Dataset:
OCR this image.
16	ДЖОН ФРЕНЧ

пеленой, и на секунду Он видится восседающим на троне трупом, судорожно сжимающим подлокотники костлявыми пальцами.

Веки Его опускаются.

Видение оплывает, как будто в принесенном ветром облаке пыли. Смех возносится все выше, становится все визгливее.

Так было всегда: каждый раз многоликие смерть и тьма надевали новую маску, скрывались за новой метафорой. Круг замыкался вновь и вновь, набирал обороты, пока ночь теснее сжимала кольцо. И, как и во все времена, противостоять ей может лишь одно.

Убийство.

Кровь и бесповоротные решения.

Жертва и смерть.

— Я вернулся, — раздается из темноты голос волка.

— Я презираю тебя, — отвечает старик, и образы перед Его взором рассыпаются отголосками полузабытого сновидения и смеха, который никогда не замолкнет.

Stated goal:
Gather up every line from the listing above in which the word "смерть" occurs.

Exercise output:
Так было всегда: каждый раз многоликие смерть и тьма надевали новую маску, скрывались за новой метафорой. Круг замыкался вновь и вновь, набирал обороты, пока ночь теснее сжимала кольцо. И, как и во все времена, противостоять ей может лишь одно.
Жертва и смерть.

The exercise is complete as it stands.